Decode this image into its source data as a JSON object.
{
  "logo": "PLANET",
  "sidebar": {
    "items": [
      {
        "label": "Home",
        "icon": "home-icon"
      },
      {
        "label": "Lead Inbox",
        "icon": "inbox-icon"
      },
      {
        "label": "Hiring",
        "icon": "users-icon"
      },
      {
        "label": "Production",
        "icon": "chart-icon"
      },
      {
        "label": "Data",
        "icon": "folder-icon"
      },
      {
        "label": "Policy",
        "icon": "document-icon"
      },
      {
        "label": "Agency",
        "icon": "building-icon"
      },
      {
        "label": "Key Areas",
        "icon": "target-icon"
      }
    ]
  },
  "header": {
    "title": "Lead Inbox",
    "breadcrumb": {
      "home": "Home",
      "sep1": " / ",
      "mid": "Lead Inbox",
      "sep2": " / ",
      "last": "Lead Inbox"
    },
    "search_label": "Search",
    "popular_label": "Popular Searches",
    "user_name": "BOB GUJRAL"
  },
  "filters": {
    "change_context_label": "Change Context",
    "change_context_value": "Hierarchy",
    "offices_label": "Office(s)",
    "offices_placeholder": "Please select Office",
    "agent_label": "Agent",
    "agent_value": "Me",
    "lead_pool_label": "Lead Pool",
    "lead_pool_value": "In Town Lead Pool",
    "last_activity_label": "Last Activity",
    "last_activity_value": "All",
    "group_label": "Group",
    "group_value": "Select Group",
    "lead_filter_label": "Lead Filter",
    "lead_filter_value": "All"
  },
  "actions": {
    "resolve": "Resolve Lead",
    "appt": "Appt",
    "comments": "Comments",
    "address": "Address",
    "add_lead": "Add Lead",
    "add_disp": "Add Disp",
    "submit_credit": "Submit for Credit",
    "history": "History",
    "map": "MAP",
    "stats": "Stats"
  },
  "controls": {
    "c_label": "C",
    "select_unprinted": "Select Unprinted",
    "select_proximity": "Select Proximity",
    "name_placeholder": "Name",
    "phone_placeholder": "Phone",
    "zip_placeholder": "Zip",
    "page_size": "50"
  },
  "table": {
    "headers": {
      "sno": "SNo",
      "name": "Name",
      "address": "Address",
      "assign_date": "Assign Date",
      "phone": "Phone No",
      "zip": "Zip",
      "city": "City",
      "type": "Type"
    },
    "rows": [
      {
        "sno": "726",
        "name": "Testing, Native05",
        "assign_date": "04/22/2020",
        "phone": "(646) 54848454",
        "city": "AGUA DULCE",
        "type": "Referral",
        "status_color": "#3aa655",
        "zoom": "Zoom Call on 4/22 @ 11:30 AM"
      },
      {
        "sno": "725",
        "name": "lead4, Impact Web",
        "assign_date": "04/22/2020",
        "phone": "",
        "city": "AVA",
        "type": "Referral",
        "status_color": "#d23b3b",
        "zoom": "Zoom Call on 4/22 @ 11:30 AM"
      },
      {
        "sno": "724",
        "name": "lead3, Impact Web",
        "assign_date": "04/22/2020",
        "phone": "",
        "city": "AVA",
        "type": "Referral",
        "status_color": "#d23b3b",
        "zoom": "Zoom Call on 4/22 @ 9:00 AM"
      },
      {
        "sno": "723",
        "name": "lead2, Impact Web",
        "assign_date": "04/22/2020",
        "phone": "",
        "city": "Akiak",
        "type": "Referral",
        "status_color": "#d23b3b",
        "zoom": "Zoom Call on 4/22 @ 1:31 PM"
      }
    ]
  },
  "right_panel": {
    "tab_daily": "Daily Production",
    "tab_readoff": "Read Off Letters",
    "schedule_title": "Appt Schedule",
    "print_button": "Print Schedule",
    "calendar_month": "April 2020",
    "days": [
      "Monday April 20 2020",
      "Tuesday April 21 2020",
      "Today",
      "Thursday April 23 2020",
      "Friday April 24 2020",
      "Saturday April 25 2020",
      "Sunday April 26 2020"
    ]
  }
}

━━━

Task to complete:
Gather up every line in the data above that contains the word "Schedule", copying each one.

Response to this task:
    "schedule_title": "Appt Schedule",
    "print_button": "Print Schedule",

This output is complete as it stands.